## Challenge
List every line in this data where the string "website" occurs.

## Dataset entries
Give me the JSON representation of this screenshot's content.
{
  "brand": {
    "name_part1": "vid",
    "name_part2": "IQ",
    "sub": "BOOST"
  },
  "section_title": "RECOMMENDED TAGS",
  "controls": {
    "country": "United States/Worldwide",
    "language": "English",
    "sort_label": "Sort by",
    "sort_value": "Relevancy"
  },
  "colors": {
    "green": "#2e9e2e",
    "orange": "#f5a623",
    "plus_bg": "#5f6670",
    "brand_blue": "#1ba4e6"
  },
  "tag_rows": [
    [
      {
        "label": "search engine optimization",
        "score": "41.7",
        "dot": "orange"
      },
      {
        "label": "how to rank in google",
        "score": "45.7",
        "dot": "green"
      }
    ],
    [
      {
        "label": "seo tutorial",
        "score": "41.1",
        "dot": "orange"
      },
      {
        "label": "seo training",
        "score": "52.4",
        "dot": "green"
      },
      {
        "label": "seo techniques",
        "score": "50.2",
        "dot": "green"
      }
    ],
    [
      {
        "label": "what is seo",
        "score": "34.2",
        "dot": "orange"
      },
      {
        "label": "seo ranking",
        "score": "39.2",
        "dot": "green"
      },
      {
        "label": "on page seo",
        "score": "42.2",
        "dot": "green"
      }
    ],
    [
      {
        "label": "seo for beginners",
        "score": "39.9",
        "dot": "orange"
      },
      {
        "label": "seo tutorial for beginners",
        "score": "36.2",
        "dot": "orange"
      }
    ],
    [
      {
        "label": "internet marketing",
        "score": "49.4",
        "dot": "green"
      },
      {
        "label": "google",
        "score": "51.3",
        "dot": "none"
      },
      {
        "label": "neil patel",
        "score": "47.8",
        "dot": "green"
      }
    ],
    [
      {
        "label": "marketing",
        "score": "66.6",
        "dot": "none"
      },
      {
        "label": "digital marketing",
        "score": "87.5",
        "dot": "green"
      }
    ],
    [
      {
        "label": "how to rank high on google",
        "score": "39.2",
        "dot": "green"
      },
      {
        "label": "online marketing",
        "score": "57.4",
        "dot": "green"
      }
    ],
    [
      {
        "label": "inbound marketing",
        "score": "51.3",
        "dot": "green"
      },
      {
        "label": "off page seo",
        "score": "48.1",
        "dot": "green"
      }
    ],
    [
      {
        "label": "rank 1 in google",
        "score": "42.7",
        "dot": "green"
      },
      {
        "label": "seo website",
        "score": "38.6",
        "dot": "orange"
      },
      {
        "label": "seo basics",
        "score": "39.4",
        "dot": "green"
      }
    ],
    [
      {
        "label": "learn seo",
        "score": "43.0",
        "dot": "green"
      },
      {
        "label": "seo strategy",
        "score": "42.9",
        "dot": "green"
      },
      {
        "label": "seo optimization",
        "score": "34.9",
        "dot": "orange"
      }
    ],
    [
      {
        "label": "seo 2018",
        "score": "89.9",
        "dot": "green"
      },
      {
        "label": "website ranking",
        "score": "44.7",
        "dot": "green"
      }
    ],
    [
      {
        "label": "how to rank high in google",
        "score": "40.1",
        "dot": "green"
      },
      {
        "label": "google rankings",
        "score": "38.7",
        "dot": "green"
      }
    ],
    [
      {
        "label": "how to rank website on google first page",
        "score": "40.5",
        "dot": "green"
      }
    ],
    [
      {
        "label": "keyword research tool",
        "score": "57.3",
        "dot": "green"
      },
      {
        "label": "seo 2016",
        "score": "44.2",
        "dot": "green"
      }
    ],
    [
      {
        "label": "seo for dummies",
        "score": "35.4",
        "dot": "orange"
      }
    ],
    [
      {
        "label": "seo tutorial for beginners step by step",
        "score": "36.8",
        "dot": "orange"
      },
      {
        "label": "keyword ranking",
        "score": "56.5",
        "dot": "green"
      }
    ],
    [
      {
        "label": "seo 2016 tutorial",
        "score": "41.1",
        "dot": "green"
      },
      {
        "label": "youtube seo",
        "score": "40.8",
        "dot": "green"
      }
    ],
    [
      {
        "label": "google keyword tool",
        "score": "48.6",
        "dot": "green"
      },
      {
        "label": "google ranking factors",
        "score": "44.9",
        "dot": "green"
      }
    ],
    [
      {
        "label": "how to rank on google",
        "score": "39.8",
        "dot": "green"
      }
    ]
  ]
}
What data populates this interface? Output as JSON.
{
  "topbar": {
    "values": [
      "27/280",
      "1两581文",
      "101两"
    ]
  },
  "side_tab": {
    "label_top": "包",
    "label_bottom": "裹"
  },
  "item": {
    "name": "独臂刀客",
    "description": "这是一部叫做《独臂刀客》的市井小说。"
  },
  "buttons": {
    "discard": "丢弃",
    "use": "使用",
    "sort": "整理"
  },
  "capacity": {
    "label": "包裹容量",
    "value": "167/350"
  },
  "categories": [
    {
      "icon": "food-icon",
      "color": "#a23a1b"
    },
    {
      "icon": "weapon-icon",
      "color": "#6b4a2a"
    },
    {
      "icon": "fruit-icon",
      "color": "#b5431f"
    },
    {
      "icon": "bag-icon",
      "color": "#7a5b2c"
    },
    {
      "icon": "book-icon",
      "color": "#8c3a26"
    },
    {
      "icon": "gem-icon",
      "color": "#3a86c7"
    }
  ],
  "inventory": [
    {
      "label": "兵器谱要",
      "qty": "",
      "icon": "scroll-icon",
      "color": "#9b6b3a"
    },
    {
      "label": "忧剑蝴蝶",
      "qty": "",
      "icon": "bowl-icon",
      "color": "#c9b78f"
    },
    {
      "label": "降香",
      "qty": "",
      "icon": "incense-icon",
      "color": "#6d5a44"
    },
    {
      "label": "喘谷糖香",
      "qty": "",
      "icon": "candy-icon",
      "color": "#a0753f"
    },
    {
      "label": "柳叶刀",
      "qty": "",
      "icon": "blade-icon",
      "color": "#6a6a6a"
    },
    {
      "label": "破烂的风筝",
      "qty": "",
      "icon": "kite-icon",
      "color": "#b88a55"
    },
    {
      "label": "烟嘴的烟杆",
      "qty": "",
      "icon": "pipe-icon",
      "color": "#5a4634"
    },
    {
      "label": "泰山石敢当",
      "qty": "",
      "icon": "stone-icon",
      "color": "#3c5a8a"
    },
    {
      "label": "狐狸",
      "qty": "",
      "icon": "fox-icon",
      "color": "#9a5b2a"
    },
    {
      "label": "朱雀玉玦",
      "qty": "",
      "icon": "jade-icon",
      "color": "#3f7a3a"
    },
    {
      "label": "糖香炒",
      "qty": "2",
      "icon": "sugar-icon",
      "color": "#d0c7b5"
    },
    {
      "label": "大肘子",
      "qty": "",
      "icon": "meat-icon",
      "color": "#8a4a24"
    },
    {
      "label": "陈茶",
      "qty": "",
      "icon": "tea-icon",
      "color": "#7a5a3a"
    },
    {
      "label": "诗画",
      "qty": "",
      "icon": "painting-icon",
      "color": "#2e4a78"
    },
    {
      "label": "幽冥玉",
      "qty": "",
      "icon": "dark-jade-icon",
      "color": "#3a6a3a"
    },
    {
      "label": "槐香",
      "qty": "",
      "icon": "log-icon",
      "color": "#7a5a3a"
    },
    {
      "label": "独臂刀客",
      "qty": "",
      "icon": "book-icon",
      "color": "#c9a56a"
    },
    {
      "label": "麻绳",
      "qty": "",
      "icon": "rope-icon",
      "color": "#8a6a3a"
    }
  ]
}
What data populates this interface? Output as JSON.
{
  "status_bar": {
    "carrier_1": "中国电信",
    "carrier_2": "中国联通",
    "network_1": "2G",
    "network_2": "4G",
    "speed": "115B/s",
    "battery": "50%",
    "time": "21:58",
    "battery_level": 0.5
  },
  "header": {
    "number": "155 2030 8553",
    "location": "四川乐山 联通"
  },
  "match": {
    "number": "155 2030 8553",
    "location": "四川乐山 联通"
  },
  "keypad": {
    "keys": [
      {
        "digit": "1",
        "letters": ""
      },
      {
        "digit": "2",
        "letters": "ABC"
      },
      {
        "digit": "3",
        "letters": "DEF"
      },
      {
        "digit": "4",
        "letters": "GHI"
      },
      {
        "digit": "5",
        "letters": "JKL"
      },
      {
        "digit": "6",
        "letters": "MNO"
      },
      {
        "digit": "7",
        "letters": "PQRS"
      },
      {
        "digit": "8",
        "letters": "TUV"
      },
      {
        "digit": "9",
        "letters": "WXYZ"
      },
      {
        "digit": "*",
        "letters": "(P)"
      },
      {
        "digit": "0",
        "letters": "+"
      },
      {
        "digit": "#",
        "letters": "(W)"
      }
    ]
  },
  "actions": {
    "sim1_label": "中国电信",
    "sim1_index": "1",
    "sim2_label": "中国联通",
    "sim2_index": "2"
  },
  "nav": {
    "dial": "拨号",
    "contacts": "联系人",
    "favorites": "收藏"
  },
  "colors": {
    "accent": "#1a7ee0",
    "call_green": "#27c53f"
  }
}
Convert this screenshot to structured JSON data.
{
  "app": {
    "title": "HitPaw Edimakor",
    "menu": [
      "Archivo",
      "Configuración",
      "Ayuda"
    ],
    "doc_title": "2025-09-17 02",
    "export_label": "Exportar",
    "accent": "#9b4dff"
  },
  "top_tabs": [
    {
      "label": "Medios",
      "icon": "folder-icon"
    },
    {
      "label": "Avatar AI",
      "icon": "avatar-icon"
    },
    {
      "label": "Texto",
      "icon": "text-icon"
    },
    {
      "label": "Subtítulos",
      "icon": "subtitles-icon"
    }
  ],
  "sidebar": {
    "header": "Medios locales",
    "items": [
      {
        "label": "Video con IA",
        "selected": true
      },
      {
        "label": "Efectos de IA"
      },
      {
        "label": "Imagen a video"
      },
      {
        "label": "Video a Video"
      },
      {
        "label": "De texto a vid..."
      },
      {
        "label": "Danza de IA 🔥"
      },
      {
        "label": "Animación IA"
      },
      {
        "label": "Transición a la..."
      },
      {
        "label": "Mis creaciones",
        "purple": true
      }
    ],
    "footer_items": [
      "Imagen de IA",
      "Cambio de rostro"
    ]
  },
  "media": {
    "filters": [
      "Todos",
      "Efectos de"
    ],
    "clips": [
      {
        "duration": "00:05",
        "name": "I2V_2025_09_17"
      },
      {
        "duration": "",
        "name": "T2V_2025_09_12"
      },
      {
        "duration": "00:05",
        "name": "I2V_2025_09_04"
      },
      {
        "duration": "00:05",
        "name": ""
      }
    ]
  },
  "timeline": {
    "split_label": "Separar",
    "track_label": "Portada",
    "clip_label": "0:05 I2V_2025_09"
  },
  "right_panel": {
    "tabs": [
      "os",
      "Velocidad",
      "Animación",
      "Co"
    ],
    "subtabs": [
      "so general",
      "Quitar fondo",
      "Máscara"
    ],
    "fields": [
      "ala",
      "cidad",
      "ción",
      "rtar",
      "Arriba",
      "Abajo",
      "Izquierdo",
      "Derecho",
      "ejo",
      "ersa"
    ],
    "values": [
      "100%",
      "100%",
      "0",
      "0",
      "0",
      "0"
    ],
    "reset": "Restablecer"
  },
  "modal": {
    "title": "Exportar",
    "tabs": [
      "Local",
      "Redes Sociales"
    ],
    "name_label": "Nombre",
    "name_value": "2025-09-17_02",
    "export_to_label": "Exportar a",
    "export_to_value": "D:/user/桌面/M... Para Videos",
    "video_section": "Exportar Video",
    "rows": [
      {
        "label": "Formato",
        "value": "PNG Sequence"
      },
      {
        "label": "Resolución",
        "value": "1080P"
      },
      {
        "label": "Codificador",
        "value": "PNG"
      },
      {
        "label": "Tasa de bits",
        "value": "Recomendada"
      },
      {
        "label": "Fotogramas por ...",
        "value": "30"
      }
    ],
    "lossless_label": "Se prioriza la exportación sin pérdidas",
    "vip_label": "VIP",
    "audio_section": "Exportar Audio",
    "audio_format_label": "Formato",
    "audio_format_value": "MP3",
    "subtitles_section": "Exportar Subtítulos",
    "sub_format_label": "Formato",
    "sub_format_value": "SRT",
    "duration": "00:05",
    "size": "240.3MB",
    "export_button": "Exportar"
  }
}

## Answer to the problem
        "label": "seo website",
        "label": "website ranking",
        "label": "how to rank website on google first page",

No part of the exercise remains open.